● **WHAT NEEDS TO BE DONE**
List all lines of the data that include the string "icon".

## START SUPPLIED DATA

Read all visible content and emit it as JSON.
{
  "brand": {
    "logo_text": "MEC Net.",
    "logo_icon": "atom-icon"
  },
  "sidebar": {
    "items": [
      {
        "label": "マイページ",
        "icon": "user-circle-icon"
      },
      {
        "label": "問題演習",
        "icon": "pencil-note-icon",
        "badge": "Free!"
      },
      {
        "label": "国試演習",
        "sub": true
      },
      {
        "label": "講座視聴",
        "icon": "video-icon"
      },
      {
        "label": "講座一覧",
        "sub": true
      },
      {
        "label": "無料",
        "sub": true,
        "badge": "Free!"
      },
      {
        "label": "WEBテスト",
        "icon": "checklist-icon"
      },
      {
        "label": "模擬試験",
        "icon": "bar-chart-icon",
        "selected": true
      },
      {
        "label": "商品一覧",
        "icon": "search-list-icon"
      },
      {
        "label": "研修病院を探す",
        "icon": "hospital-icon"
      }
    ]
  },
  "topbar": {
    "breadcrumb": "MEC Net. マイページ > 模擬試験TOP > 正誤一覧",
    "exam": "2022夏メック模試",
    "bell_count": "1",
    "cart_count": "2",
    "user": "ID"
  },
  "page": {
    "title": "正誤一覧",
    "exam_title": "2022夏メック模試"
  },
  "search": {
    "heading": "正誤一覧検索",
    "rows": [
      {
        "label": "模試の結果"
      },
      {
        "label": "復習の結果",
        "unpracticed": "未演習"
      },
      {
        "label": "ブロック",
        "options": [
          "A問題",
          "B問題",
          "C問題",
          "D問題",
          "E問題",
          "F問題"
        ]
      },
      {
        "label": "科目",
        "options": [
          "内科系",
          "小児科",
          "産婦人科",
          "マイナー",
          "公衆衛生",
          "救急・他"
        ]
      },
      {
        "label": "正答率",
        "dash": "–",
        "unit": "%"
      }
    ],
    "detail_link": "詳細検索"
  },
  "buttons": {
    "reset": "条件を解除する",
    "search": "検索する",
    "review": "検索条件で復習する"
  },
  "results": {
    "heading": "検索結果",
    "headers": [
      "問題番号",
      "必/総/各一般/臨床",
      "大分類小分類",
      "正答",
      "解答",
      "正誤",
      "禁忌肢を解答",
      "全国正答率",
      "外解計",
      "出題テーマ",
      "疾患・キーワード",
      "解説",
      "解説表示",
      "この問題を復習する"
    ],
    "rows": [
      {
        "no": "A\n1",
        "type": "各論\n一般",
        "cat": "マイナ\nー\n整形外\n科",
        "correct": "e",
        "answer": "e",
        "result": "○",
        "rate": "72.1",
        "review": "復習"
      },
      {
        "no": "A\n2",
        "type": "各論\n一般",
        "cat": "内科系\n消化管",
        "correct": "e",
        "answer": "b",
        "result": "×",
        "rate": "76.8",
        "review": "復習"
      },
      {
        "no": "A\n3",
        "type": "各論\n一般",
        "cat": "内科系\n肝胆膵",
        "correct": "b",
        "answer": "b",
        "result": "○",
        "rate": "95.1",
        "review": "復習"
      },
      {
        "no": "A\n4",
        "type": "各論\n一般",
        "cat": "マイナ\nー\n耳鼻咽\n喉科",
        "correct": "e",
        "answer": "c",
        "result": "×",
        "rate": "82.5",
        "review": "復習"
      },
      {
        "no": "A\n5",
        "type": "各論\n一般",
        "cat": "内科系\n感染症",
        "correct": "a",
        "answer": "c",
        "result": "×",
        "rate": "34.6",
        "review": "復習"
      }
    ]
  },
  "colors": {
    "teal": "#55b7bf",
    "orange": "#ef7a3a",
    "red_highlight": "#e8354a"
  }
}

## END SUPPLIED DATA
## START SUPPLIED DATA

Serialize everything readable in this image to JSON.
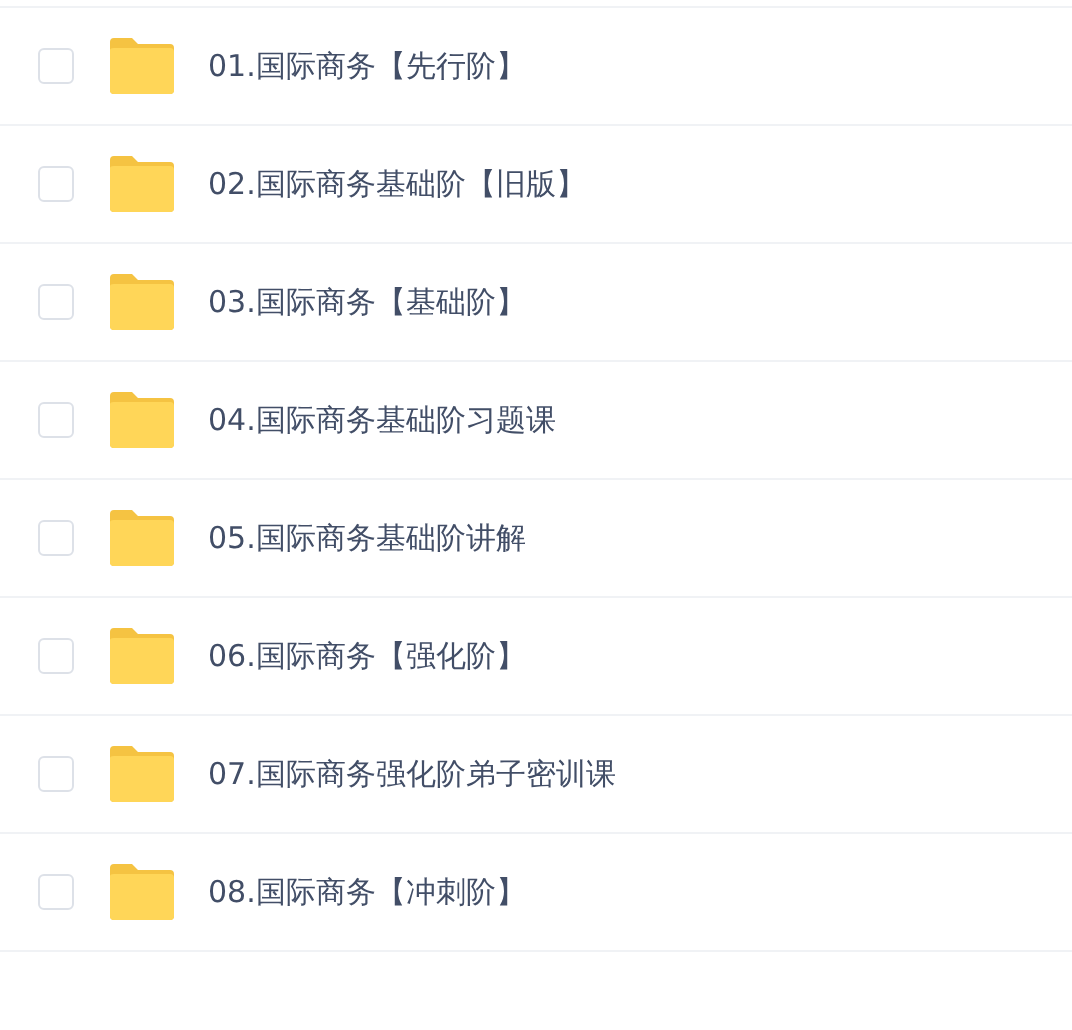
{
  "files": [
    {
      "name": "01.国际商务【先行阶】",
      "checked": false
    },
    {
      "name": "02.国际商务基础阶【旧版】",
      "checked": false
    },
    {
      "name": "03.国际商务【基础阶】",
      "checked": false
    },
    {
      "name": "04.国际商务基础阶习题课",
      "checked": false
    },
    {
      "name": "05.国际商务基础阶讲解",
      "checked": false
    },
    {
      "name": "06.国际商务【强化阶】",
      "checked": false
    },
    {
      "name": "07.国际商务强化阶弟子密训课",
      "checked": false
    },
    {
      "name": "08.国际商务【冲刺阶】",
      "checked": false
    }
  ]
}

## END SUPPLIED DATA

● **WRITTEN ANSWER**
    "logo_icon": "atom-icon"
        "icon": "user-circle-icon"
        "icon": "pencil-note-icon",
        "icon": "video-icon"
        "icon": "checklist-icon"
        "icon": "bar-chart-icon",
        "icon": "search-list-icon"
        "icon": "hospital-icon"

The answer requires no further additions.